◆ **Exercise data**:

--------------------------------

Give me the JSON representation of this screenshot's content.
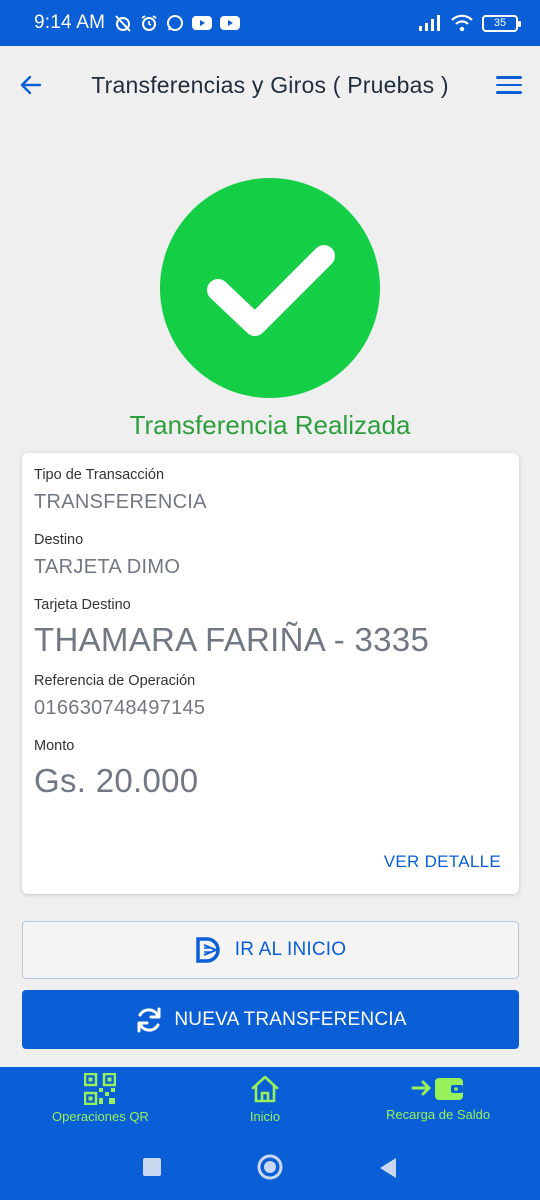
{
  "status_bar": {
    "time": "9:14 AM",
    "battery": "35"
  },
  "header": {
    "title": "Transferencias y Giros ( Pruebas )"
  },
  "result": {
    "title": "Transferencia Realizada"
  },
  "details": {
    "tipo_label": "Tipo de Transacción",
    "tipo_value": "TRANSFERENCIA",
    "destino_label": "Destino",
    "destino_value": "TARJETA DIMO",
    "tarjeta_label": "Tarjeta Destino",
    "tarjeta_value": "THAMARA FARIÑA - 3335",
    "referencia_label": "Referencia de Operación",
    "referencia_value": "016630748497145",
    "monto_label": "Monto",
    "monto_value": "Gs. 20.000",
    "ver_detalle": "VER DETALLE"
  },
  "buttons": {
    "home_label": "IR AL INICIO",
    "new_label": "NUEVA TRANSFERENCIA"
  },
  "bottom_nav": {
    "items": [
      {
        "label": "Operaciones QR",
        "icon": "qr-code-icon"
      },
      {
        "label": "Inicio",
        "icon": "home-icon"
      },
      {
        "label": "Recarga de Saldo",
        "icon": "wallet-recharge-icon"
      }
    ]
  },
  "colors": {
    "primary": "#0a5fd6",
    "success": "#14cf45",
    "success_text": "#2f9e3f",
    "nav_accent": "#98f05a"
  }
}
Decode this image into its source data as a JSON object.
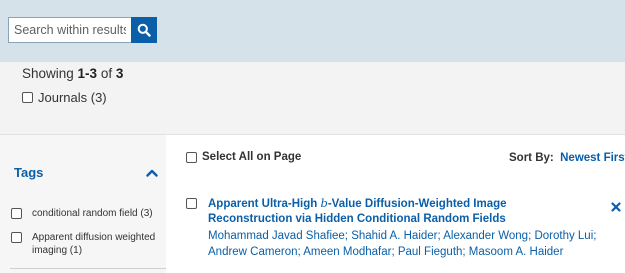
{
  "search": {
    "placeholder": "Search within results"
  },
  "results_summary": {
    "prefix": "Showing ",
    "range": "1-3",
    "of_text": " of ",
    "total": "3"
  },
  "facets": [
    {
      "label": "Journals (3)"
    }
  ],
  "sidebar": {
    "tags_heading": "Tags",
    "tags": [
      {
        "label": "conditional random field (3)"
      },
      {
        "label": "Apparent diffusion weighted imaging (1)"
      }
    ]
  },
  "toolbar": {
    "select_all_label": "Select All on Page",
    "sort_label": "Sort By:",
    "sort_value": "Newest First"
  },
  "results": [
    {
      "title": "Apparent Ultra-High b-Value Diffusion-Weighted Image Reconstruction via Hidden Conditional Random Fields",
      "title_before": "Apparent Ultra-High ",
      "title_b": "b",
      "title_after": "-Value Diffusion-Weighted Image Reconstruction via Hidden Conditional Random Fields",
      "authors": "Mohammad Javad Shafiee; Shahid A. Haider; Alexander Wong; Dorothy Lui; Andrew Cameron; Ameen Modhafar; Paul Fieguth; Masoom A. Haider"
    }
  ],
  "colors": {
    "accent": "#0a5fa8",
    "topbar": "#d6e2ea",
    "facet_bg": "#f3f3f3",
    "sidebar_bg": "#f6f6f6"
  },
  "icons": {
    "search": "search-icon",
    "collapse": "chevron-up-icon",
    "remove": "close-icon"
  }
}
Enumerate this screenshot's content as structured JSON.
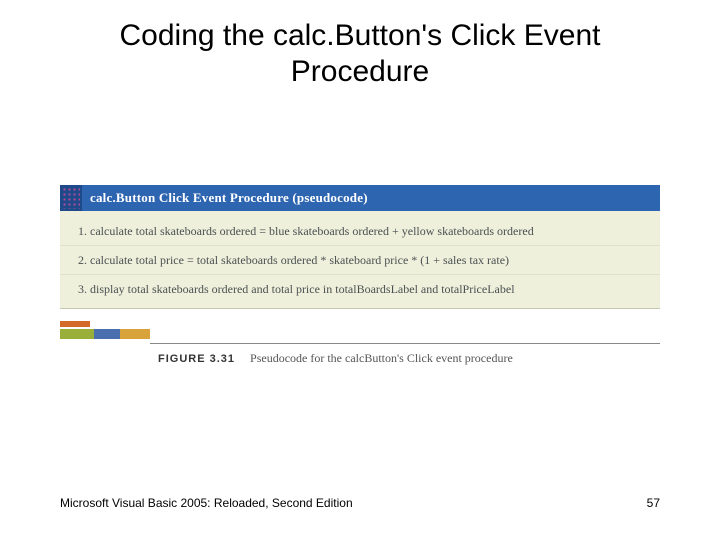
{
  "title": {
    "line1": "Coding the calc.Button's Click Event",
    "line2": "Procedure"
  },
  "figure": {
    "header": "calc.Button Click Event Procedure (pseudocode)",
    "steps": [
      "1. calculate total skateboards ordered = blue skateboards ordered + yellow skateboards ordered",
      "2. calculate total price = total skateboards ordered * skateboard price * (1 + sales tax rate)",
      "3. display total skateboards ordered and total price in totalBoardsLabel and totalPriceLabel"
    ],
    "caption_number": "FIGURE 3.31",
    "caption_text": "Pseudocode for the calcButton's Click event procedure"
  },
  "footer": {
    "left": "Microsoft Visual Basic 2005: Reloaded, Second Edition",
    "page": "57"
  }
}
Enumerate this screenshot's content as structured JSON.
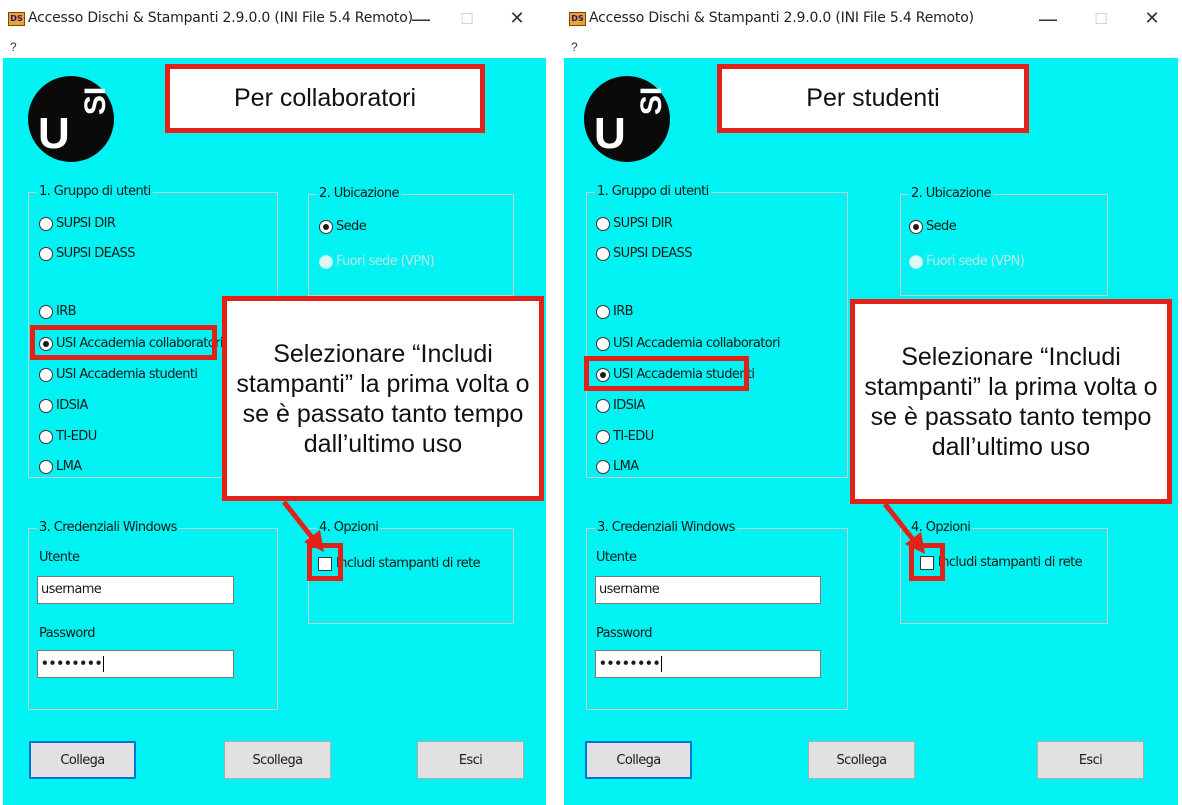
{
  "window": {
    "title": "Accesso Dischi & Stampanti 2.9.0.0 (INI File 5.4 Remoto)",
    "icon_text": "DS",
    "help_menu": "?",
    "minimize_icon": "minimize-icon",
    "maximize_icon": "maximize-icon",
    "close_icon": "close-icon"
  },
  "logo": {
    "u": "U",
    "si": "SI"
  },
  "groups": {
    "gruppo": "1. Gruppo di utenti",
    "ubicazione": "2. Ubicazione",
    "credenziali": "3. Credenziali Windows",
    "opzioni": "4. Opzioni"
  },
  "user_groups": [
    "SUPSI DIR",
    "SUPSI DEASS",
    "IRB",
    "USI Accademia collaboratori",
    "USI Accademia studenti",
    "IDSIA",
    "TI-EDU",
    "LMA"
  ],
  "locations": {
    "sede": "Sede",
    "vpn": "Fuori sede (VPN)"
  },
  "options": {
    "include_printers": "Includi stampanti di rete"
  },
  "credentials": {
    "user_label": "Utente",
    "user_value": "username",
    "password_label": "Password",
    "password_value": "••••••••"
  },
  "buttons": {
    "connect": "Collega",
    "disconnect": "Scollega",
    "exit": "Esci"
  },
  "panels": [
    {
      "header": "Per collaboratori",
      "selected_group": "USI Accademia collaboratori"
    },
    {
      "header": "Per studenti",
      "selected_group": "USI Accademia studenti"
    }
  ],
  "callout": "Selezionare “Includi stampanti” la prima volta o se è passato tanto tempo dall’ultimo uso",
  "colors": {
    "background": "#00f2f2",
    "highlight": "#e32119",
    "default_button_border": "#0078d7"
  }
}
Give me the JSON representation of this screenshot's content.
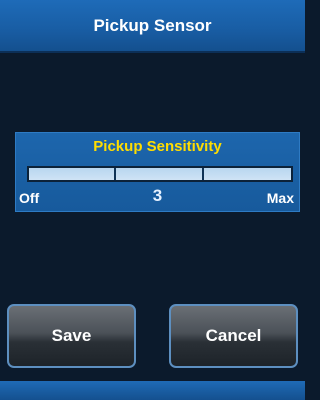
{
  "header": {
    "title": "Pickup Sensor"
  },
  "sensitivity": {
    "title": "Pickup Sensitivity",
    "value": "3",
    "min_label": "Off",
    "max_label": "Max",
    "level_fraction": 1.0
  },
  "buttons": {
    "save_label": "Save",
    "cancel_label": "Cancel"
  },
  "colors": {
    "accent_title": "#ffdd00",
    "header_blue": "#195ea5",
    "background": "#0b1a2c"
  }
}
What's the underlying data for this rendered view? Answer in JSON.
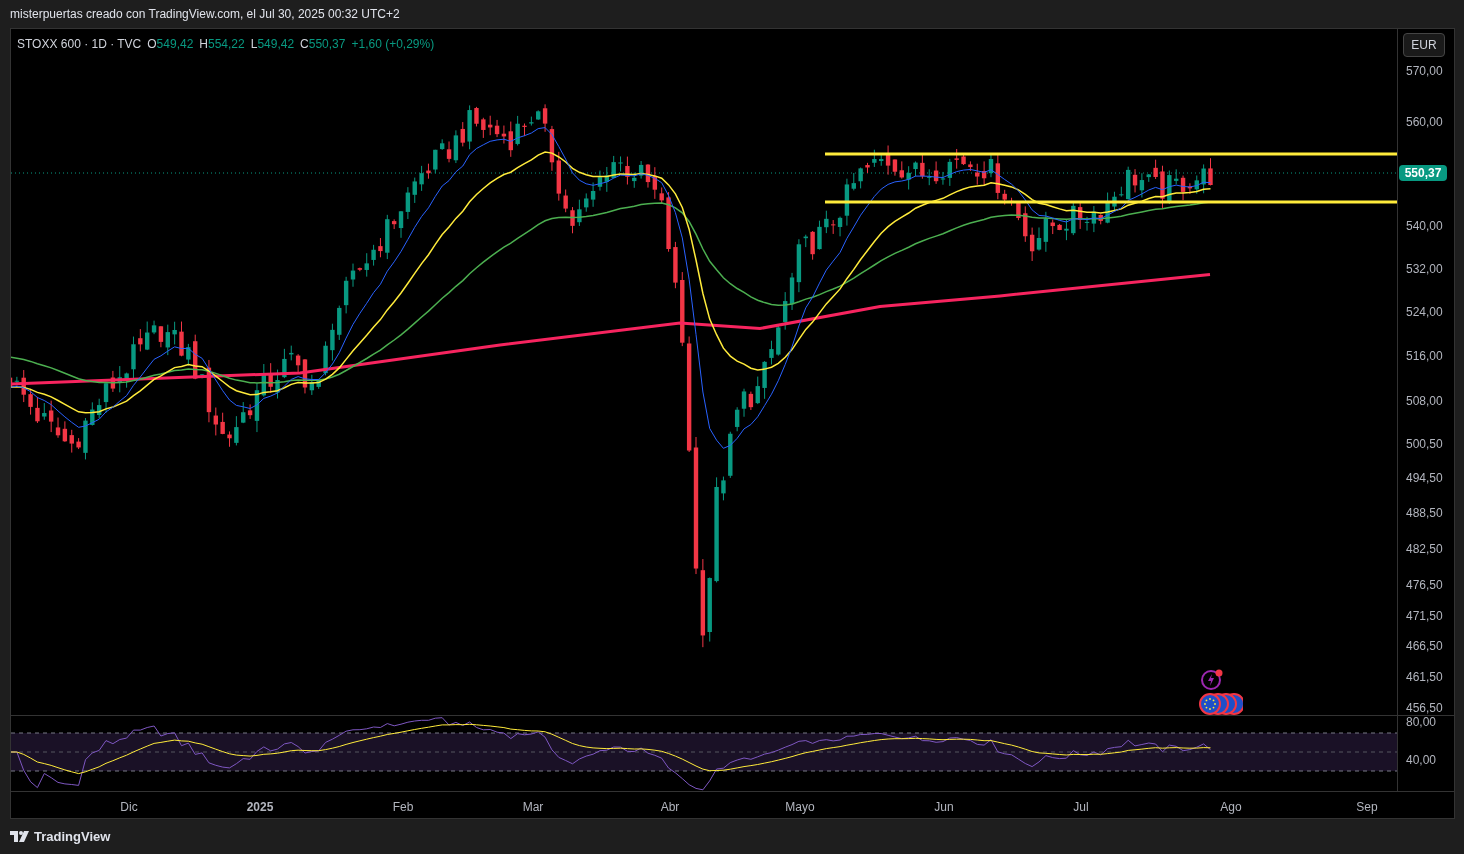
{
  "header": {
    "caption": "misterpuertas creado con TradingView.com, el Jul 30, 2025 00:32 UTC+2"
  },
  "legend": {
    "symbol": "STOXX 600 · 1D · TVC",
    "values": [
      {
        "label": "O",
        "value": "549,42"
      },
      {
        "label": "H",
        "value": "554,22"
      },
      {
        "label": "L",
        "value": "549,42"
      },
      {
        "label": "C",
        "value": "550,37"
      }
    ],
    "change": "+1,60 (+0,29%)"
  },
  "currency_button": "EUR",
  "price_axis": {
    "ticks": [
      "570,00",
      "560,00",
      "540,00",
      "532,00",
      "524,00",
      "516,00",
      "508,00",
      "500,50",
      "494,50",
      "488,50",
      "482,50",
      "476,50",
      "471,50",
      "466,50",
      "461,50",
      "456,50"
    ],
    "last_price": "550,37"
  },
  "rsi_axis": {
    "ticks": [
      "80,00",
      "40,00"
    ]
  },
  "time_axis": {
    "labels": [
      {
        "text": "Dic",
        "bold": false
      },
      {
        "text": "2025",
        "bold": true
      },
      {
        "text": "Feb",
        "bold": false
      },
      {
        "text": "Mar",
        "bold": false
      },
      {
        "text": "Abr",
        "bold": false
      },
      {
        "text": "Mayo",
        "bold": false
      },
      {
        "text": "Jun",
        "bold": false
      },
      {
        "text": "Jul",
        "bold": false
      },
      {
        "text": "Ago",
        "bold": false
      },
      {
        "text": "Sep",
        "bold": false
      }
    ]
  },
  "footer": {
    "logo_text": "TradingView"
  }
}
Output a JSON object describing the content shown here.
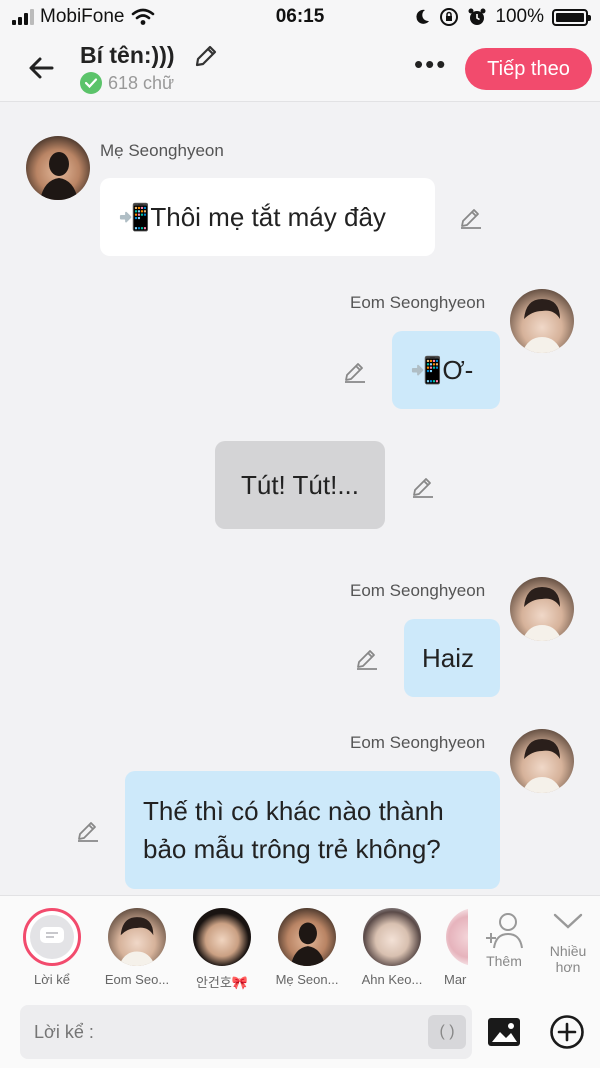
{
  "status_bar": {
    "carrier": "MobiFone",
    "time": "06:15",
    "battery": "100%"
  },
  "header": {
    "title": "Bí tên:)))",
    "word_count": "618 chữ",
    "next_label": "Tiếp theo"
  },
  "messages": [
    {
      "sender": "Mẹ Seonghyeon",
      "text": "📲Thôi mẹ tắt máy đây"
    },
    {
      "sender": "Eom Seonghyeon",
      "text": "📲Ơ-"
    },
    {
      "text": "Tút! Tút!..."
    },
    {
      "sender": "Eom Seonghyeon",
      "text": "Haiz"
    },
    {
      "sender": "Eom Seonghyeon",
      "line1": "Thế thì có khác nào thành",
      "line2": "bảo mẫu trông trẻ không?"
    }
  ],
  "characters": [
    {
      "name": "Lời kể"
    },
    {
      "name": "Eom Seo..."
    },
    {
      "name": "안건호🎀"
    },
    {
      "name": "Mẹ Seon..."
    },
    {
      "name": "Ahn Keo..."
    },
    {
      "name": "Mar"
    }
  ],
  "side_buttons": {
    "add_label": "Thêm",
    "more_label_1": "Nhiều",
    "more_label_2": "hơn"
  },
  "composer": {
    "placeholder": "Lời kể :",
    "paren_label": "( )"
  },
  "colors": {
    "accent": "#f24b6d",
    "bubble_blue": "#cde9fa",
    "bubble_gray": "#d4d4d6"
  }
}
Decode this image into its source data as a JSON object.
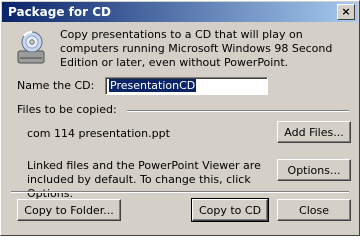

--------------------------------

◆ **Instructions to follow**:
Give the count of lines in the data shown above that contain "Hidden", and nothing else.

◆ **Solution for this problem**:
2